-- BEGIN Records for processing --

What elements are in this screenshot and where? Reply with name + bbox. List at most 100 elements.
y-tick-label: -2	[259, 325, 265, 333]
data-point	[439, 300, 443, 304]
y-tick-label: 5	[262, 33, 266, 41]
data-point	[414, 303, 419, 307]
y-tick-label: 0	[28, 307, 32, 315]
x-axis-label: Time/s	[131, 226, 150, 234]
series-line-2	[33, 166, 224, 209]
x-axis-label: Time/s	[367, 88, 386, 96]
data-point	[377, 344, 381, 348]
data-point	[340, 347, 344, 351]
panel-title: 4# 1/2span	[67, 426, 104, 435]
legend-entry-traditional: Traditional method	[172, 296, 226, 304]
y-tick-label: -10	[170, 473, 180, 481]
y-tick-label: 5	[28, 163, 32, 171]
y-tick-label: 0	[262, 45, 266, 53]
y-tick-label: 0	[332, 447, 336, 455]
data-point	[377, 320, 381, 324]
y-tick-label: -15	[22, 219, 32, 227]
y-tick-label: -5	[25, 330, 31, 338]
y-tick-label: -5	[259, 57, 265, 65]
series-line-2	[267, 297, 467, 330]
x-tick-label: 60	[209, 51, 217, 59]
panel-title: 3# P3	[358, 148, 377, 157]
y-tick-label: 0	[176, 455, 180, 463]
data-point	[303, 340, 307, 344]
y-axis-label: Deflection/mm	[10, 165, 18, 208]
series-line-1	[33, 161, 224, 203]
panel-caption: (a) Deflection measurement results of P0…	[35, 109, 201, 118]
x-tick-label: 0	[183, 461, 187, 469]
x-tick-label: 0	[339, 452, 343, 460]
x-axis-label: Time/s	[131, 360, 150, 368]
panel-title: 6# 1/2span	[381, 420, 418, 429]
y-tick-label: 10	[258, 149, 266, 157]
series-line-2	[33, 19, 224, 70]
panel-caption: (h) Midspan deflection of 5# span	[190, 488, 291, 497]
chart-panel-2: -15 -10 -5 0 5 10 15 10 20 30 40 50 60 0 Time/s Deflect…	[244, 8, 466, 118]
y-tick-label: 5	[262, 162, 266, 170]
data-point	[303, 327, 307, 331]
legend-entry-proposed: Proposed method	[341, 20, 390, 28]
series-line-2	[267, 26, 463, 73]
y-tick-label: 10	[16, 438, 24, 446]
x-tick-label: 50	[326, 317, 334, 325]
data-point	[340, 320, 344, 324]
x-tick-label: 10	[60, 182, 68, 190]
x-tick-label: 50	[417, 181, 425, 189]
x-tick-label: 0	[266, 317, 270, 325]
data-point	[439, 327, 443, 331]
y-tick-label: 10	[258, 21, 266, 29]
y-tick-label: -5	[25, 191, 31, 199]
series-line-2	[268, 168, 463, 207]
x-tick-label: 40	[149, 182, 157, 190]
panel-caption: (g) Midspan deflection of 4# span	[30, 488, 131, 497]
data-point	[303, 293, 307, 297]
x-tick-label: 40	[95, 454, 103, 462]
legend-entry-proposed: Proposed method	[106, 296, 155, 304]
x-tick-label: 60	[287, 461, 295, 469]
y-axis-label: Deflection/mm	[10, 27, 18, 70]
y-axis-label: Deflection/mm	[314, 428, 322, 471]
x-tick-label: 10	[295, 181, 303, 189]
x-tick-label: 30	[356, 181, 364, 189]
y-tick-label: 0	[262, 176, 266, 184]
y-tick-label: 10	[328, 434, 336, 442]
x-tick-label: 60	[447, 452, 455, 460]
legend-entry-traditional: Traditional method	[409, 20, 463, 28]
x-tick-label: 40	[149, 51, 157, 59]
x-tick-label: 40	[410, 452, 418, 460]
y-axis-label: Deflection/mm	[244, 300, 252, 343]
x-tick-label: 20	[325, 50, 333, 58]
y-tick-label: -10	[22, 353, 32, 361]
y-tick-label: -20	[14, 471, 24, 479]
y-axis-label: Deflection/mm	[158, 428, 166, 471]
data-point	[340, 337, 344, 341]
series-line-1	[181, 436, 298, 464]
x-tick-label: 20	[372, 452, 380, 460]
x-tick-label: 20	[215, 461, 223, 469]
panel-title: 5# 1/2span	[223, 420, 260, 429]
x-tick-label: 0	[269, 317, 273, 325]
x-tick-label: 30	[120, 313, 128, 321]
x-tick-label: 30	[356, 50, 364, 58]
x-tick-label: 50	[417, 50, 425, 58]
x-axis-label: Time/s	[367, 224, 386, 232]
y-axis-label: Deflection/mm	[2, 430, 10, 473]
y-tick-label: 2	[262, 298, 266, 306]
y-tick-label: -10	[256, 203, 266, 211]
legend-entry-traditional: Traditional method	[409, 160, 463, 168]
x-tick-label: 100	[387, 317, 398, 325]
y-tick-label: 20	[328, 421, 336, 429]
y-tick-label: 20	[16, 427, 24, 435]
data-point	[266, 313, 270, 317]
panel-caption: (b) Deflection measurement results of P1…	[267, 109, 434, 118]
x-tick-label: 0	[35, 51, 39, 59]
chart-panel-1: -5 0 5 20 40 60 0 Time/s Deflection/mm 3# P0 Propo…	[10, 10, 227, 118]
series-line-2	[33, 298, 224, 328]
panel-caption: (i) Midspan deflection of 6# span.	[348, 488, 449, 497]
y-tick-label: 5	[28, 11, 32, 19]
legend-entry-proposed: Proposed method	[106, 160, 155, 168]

-- END Records for processing --

> _Work to do_: Turn every line of the records above into a numbered list, leaving out any blank lines.

> _The answer_:
1. What elements are in this screenshot and where? Reply with name + bbox. List at most 100 elements.
2. y-tick-label: -2	[259, 325, 265, 333]
3. data-point	[439, 300, 443, 304]
4. y-tick-label: 5	[262, 33, 266, 41]
5. data-point	[414, 303, 419, 307]
6. y-tick-label: 0	[28, 307, 32, 315]
7. x-axis-label: Time/s	[131, 226, 150, 234]
8. series-line-2	[33, 166, 224, 209]
9. x-axis-label: Time/s	[367, 88, 386, 96]
10. data-point	[377, 344, 381, 348]
11. data-point	[340, 347, 344, 351]
12. panel-title: 4# 1/2span	[67, 426, 104, 435]
13. legend-entry-traditional: Traditional method	[172, 296, 226, 304]
14. y-tick-label: -10	[170, 473, 180, 481]
15. y-tick-label: 5	[28, 163, 32, 171]
16. y-tick-label: 0	[262, 45, 266, 53]
17. y-tick-label: 0	[332, 447, 336, 455]
18. data-point	[377, 320, 381, 324]
19. y-tick-label: -15	[22, 219, 32, 227]
20. y-tick-label: -5	[25, 330, 31, 338]
21. y-tick-label: -5	[259, 57, 265, 65]
22. series-line-2	[267, 297, 467, 330]
23. x-tick-label: 60	[209, 51, 217, 59]
24. panel-title: 3# P3	[358, 148, 377, 157]
25. y-tick-label: 0	[176, 455, 180, 463]
26. data-point	[303, 340, 307, 344]
27. y-axis-label: Deflection/mm	[10, 165, 18, 208]
28. series-line-1	[33, 161, 224, 203]
29. panel-caption: (a) Deflection measurement results of P0…	[35, 109, 201, 118]
30. x-tick-label: 0	[183, 461, 187, 469]
31. x-tick-label: 0	[339, 452, 343, 460]
32. x-axis-label: Time/s	[131, 360, 150, 368]
33. panel-title: 6# 1/2span	[381, 420, 418, 429]
34. y-tick-label: 10	[258, 149, 266, 157]
35. series-line-2	[33, 19, 224, 70]
36. panel-caption: (h) Midspan deflection of 5# span	[190, 488, 291, 497]
37. chart-panel-2: -15 -10 -5 0 5 10 15 10 20 30 40 50 60 0 Time/s Deflect…	[244, 8, 466, 118]
38. y-tick-label: 5	[262, 162, 266, 170]
39. data-point	[303, 327, 307, 331]
40. legend-entry-proposed: Proposed method	[341, 20, 390, 28]
41. series-line-2	[267, 26, 463, 73]
42. y-tick-label: 10	[16, 438, 24, 446]
43. x-tick-label: 50	[326, 317, 334, 325]
44. data-point	[340, 320, 344, 324]
45. x-tick-label: 10	[60, 182, 68, 190]
46. x-tick-label: 50	[417, 181, 425, 189]
47. x-tick-label: 0	[266, 317, 270, 325]
48. data-point	[439, 327, 443, 331]
49. y-tick-label: 10	[258, 21, 266, 29]
50. y-tick-label: -5	[25, 191, 31, 199]
51. series-line-2	[268, 168, 463, 207]
52. x-tick-label: 40	[149, 182, 157, 190]
53. panel-caption: (g) Midspan deflection of 4# span	[30, 488, 131, 497]
54. data-point	[303, 293, 307, 297]
55. x-tick-label: 40	[95, 454, 103, 462]
56. legend-entry-proposed: Proposed method	[106, 296, 155, 304]
57. x-tick-label: 60	[287, 461, 295, 469]
58. y-axis-label: Deflection/mm	[10, 27, 18, 70]
59. y-axis-label: Deflection/mm	[314, 428, 322, 471]
60. x-tick-label: 10	[295, 181, 303, 189]
61. x-tick-label: 30	[356, 181, 364, 189]
62. y-tick-label: 0	[262, 176, 266, 184]
63. y-tick-label: 10	[328, 434, 336, 442]
64. x-tick-label: 60	[447, 452, 455, 460]
65. legend-entry-traditional: Traditional method	[409, 20, 463, 28]
66. x-tick-label: 40	[149, 51, 157, 59]
67. x-tick-label: 40	[410, 452, 418, 460]
68. y-axis-label: Deflection/mm	[244, 300, 252, 343]
69. x-tick-label: 20	[325, 50, 333, 58]
70. y-tick-label: -10	[22, 353, 32, 361]
71. y-tick-label: -20	[14, 471, 24, 479]
72. y-axis-label: Deflection/mm	[158, 428, 166, 471]
73. data-point	[340, 337, 344, 341]
74. series-line-1	[181, 436, 298, 464]
75. x-tick-label: 20	[372, 452, 380, 460]
76. x-tick-label: 20	[215, 461, 223, 469]
77. panel-title: 5# 1/2span	[223, 420, 260, 429]
78. x-tick-label: 0	[269, 317, 273, 325]
79. x-tick-label: 30	[120, 313, 128, 321]
80. x-tick-label: 30	[356, 50, 364, 58]
81. x-tick-label: 50	[417, 50, 425, 58]
82. x-axis-label: Time/s	[367, 224, 386, 232]
83. y-axis-label: Deflection/mm	[2, 430, 10, 473]
84. y-tick-label: 2	[262, 298, 266, 306]
85. y-tick-label: -10	[256, 203, 266, 211]
86. legend-entry-traditional: Traditional method	[409, 160, 463, 168]
87. x-tick-label: 100	[387, 317, 398, 325]
88. y-tick-label: 20	[328, 421, 336, 429]
89. y-tick-label: 20	[16, 427, 24, 435]
90. data-point	[266, 313, 270, 317]
91. panel-caption: (b) Deflection measurement results of P1…	[267, 109, 434, 118]
92. x-tick-label: 0	[35, 51, 39, 59]
93. chart-panel-1: -5 0 5 20 40 60 0 Time/s Deflection/mm 3# P0 Propo…	[10, 10, 227, 118]
94. series-line-2	[33, 298, 224, 328]
95. panel-caption: (i) Midspan deflection of 6# span.	[348, 488, 449, 497]
96. y-tick-label: 5	[28, 11, 32, 19]
97. legend-entry-proposed: Proposed method	[106, 160, 155, 168]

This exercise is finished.